(Saved entries)
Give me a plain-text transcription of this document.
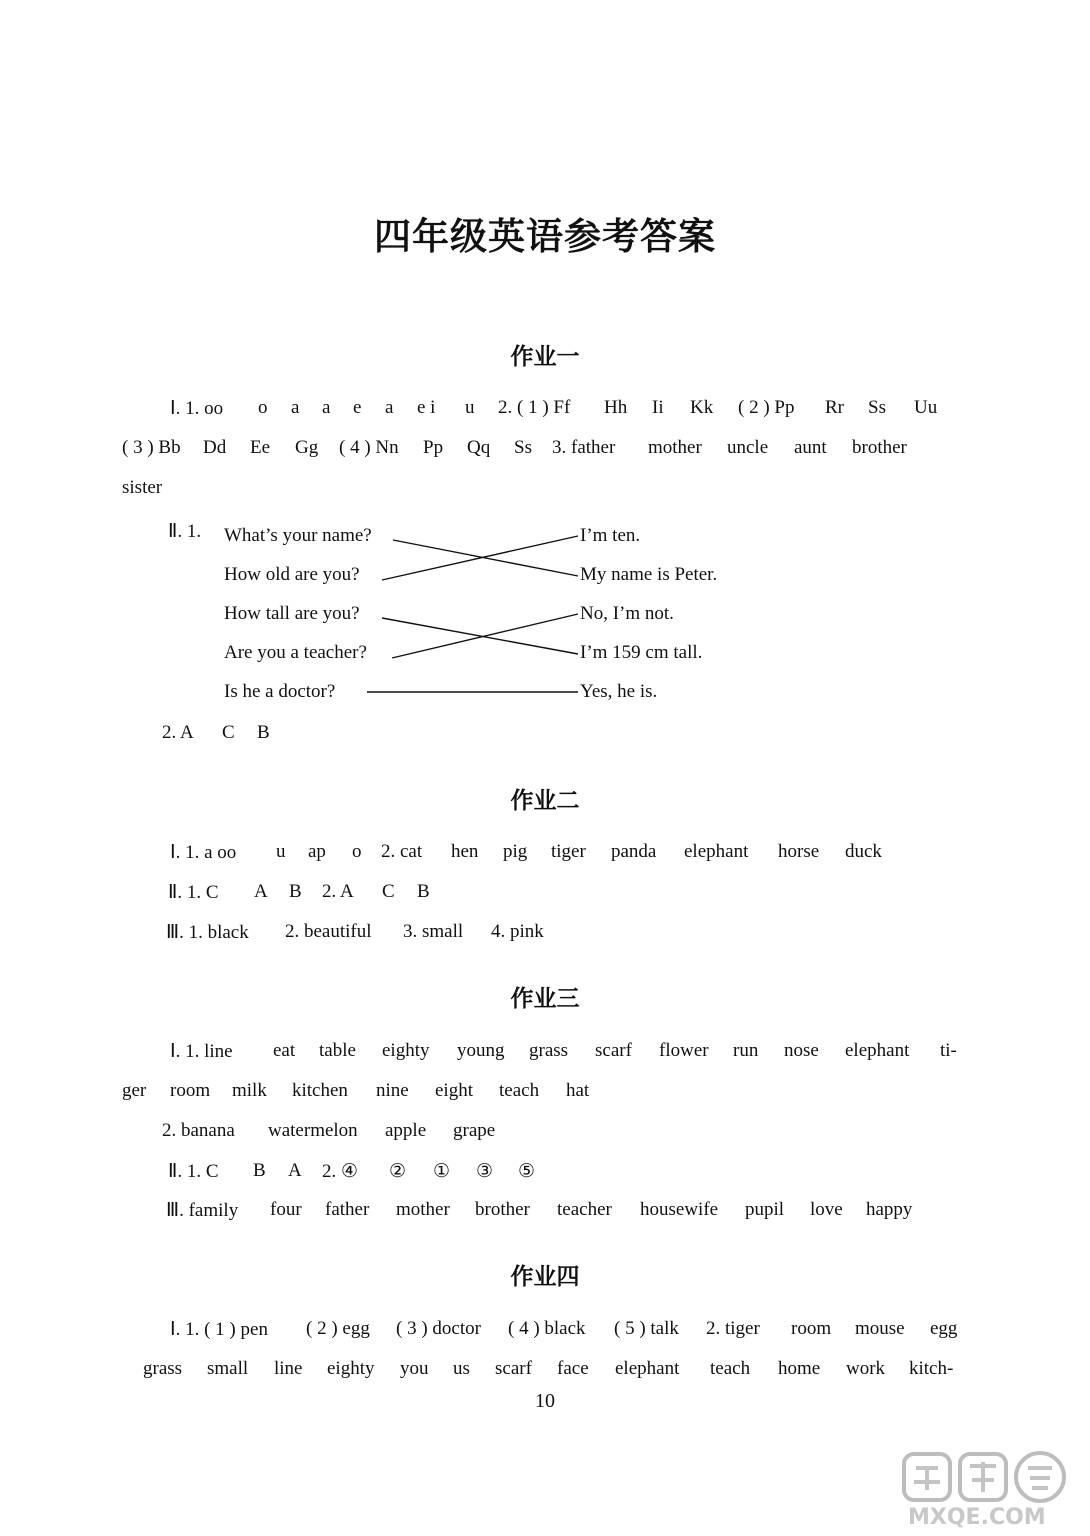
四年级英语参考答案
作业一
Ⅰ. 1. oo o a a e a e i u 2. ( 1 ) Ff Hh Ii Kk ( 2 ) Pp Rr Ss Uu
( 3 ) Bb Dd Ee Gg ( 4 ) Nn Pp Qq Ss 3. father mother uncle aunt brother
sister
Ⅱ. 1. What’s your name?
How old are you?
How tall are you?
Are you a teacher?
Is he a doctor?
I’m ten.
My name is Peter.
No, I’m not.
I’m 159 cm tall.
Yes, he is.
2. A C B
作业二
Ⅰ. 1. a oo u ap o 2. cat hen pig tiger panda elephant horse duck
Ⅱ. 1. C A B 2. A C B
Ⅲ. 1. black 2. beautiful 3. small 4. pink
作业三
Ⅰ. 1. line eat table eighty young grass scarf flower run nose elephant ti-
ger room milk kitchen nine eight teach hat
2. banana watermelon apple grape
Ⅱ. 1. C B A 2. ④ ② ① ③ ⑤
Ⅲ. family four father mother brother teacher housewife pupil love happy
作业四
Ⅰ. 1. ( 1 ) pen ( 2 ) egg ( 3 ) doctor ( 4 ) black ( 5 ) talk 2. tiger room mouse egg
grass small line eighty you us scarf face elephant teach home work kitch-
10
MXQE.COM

--

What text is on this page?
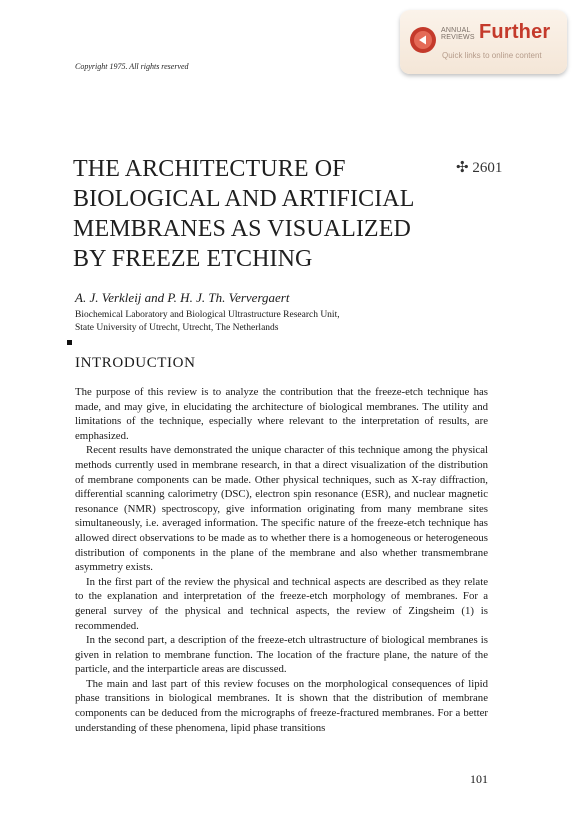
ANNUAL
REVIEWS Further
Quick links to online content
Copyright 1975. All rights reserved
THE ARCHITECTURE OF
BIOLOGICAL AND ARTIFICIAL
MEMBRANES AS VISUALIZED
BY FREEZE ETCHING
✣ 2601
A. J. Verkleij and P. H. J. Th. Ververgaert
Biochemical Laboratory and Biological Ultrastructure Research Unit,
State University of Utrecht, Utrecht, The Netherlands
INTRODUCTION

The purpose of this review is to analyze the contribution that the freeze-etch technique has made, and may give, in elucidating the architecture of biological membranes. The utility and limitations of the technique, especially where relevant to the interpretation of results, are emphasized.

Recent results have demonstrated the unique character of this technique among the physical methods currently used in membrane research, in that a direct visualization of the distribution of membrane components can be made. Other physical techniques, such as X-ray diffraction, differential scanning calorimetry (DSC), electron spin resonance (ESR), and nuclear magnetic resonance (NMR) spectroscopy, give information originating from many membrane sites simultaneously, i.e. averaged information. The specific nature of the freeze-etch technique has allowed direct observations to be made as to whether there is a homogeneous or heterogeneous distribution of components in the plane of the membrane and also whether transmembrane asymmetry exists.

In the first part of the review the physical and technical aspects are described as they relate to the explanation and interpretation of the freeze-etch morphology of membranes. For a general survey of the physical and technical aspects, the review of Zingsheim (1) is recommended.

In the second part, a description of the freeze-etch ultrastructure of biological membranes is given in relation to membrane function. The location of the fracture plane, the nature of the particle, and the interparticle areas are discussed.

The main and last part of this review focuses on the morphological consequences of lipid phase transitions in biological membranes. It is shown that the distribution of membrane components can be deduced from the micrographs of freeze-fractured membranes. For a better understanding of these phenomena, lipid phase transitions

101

> _Given instruction_
Of the lines above, how many contain the string "doctor"? Only the number is required.

> _The solution_
2